• [Short problem]:
Write out each line beneath this one exactly as it reads.

• [Provided information]:
------------------------------------
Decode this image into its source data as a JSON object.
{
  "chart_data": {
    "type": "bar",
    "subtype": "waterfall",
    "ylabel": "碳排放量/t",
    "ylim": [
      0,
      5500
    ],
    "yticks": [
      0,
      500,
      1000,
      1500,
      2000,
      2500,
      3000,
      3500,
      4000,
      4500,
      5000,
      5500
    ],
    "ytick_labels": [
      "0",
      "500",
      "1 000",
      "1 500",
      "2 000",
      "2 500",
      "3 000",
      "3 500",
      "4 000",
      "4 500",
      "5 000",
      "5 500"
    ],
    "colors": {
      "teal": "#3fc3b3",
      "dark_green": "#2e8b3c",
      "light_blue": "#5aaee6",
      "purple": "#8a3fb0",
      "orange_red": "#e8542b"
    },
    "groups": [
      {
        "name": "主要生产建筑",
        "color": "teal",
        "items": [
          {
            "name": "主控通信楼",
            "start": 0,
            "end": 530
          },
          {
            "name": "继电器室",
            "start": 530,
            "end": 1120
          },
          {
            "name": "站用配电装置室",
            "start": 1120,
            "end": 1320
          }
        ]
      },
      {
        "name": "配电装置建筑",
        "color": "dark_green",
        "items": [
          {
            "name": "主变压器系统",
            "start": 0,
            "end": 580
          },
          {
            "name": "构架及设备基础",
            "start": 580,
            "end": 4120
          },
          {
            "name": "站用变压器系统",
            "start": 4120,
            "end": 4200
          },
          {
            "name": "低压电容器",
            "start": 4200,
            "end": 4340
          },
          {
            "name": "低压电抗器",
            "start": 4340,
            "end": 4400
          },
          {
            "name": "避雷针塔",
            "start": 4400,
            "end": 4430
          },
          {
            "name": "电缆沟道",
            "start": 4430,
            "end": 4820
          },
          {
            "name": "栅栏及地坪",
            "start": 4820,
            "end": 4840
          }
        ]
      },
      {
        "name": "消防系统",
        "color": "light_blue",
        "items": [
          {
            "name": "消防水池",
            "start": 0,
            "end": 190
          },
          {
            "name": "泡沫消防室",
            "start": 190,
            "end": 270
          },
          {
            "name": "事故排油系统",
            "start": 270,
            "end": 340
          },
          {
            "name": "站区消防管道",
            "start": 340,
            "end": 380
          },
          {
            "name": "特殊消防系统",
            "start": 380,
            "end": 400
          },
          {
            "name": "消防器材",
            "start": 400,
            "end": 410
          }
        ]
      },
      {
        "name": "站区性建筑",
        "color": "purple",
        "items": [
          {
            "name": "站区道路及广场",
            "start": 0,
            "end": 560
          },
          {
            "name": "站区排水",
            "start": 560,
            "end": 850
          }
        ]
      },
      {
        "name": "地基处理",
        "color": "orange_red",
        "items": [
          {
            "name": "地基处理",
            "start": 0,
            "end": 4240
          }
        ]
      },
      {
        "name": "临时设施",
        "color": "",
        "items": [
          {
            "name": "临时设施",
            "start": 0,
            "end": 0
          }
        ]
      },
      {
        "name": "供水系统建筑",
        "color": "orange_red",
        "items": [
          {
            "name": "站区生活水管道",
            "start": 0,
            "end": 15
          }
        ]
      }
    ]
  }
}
------------------------------------
• [Solution to this exercise]:
Decode this image into its source data as a JSON object.
{
  "chart_data": {
    "type": "bar",
    "subtype": "waterfall",
    "ylabel": "碳排放量/t",
    "ylim": [
      0,
      5500
    ],
    "yticks": [
      0,
      500,
      1000,
      1500,
      2000,
      2500,
      3000,
      3500,
      4000,
      4500,
      5000,
      5500
    ],
    "ytick_labels": [
      "0",
      "500",
      "1 000",
      "1 500",
      "2 000",
      "2 500",
      "3 000",
      "3 500",
      "4 000",
      "4 500",
      "5 000",
      "5 500"
    ],
    "colors": {
      "teal": "#3fc3b3",
      "dark_green": "#2e8b3c",
      "light_blue": "#5aaee6",
      "purple": "#8a3fb0",
      "orange_red": "#e8542b"
    },
    "groups": [
      {
        "name": "主要生产建筑",
        "color": "teal",
        "items": [
          {
            "name": "主控通信楼",
            "start": 0,
            "end": 530
          },
          {
            "name": "继电器室",
            "start": 530,
            "end": 1120
          },
          {
            "name": "站用配电装置室",
            "start": 1120,
            "end": 1320
          }
        ]
      },
      {
        "name": "配电装置建筑",
        "color": "dark_green",
        "items": [
          {
            "name": "主变压器系统",
            "start": 0,
            "end": 580
          },
          {
            "name": "构架及设备基础",
            "start": 580,
            "end": 4120
          },
          {
            "name": "站用变压器系统",
            "start": 4120,
            "end": 4200
          },
          {
            "name": "低压电容器",
            "start": 4200,
            "end": 4340
          },
          {
            "name": "低压电抗器",
            "start": 4340,
            "end": 4400
          },
          {
            "name": "避雷针塔",
            "start": 4400,
            "end": 4430
          },
          {
            "name": "电缆沟道",
            "start": 4430,
            "end": 4820
          },
          {
            "name": "栅栏及地坪",
            "start": 4820,
            "end": 4840
          }
        ]
      },
      {
        "name": "消防系统",
        "color": "light_blue",
        "items": [
          {
            "name": "消防水池",
            "start": 0,
            "end": 190
          },
          {
            "name": "泡沫消防室",
            "start": 190,
            "end": 270
          },
          {
            "name": "事故排油系统",
            "start": 270,
            "end": 340
          },
          {
            "name": "站区消防管道",
            "start": 340,
            "end": 380
          },
          {
            "name": "特殊消防系统",
            "start": 380,
            "end": 400
          },
          {
            "name": "消防器材",
            "start": 400,
            "end": 410
          }
        ]
      },
      {
        "name": "站区性建筑",
        "color": "purple",
        "items": [
          {
            "name": "站区道路及广场",
            "start": 0,
            "end": 560
          },
          {
            "name": "站区排水",
            "start": 560,
            "end": 850
          }
        ]
      },
      {
        "name": "地基处理",
        "color": "orange_red",
        "items": [
          {
            "name": "地基处理",
            "start": 0,
            "end": 4240
          }
        ]
      },
      {
        "name": "临时设施",
        "color": "",
        "items": [
          {
            "name": "临时设施",
            "start": 0,
            "end": 0
          }
        ]
      },
      {
        "name": "供水系统建筑",
        "color": "orange_red",
        "items": [
          {
            "name": "站区生活水管道",
            "start": 0,
            "end": 15
          }
        ]
      }
    ]
  }
}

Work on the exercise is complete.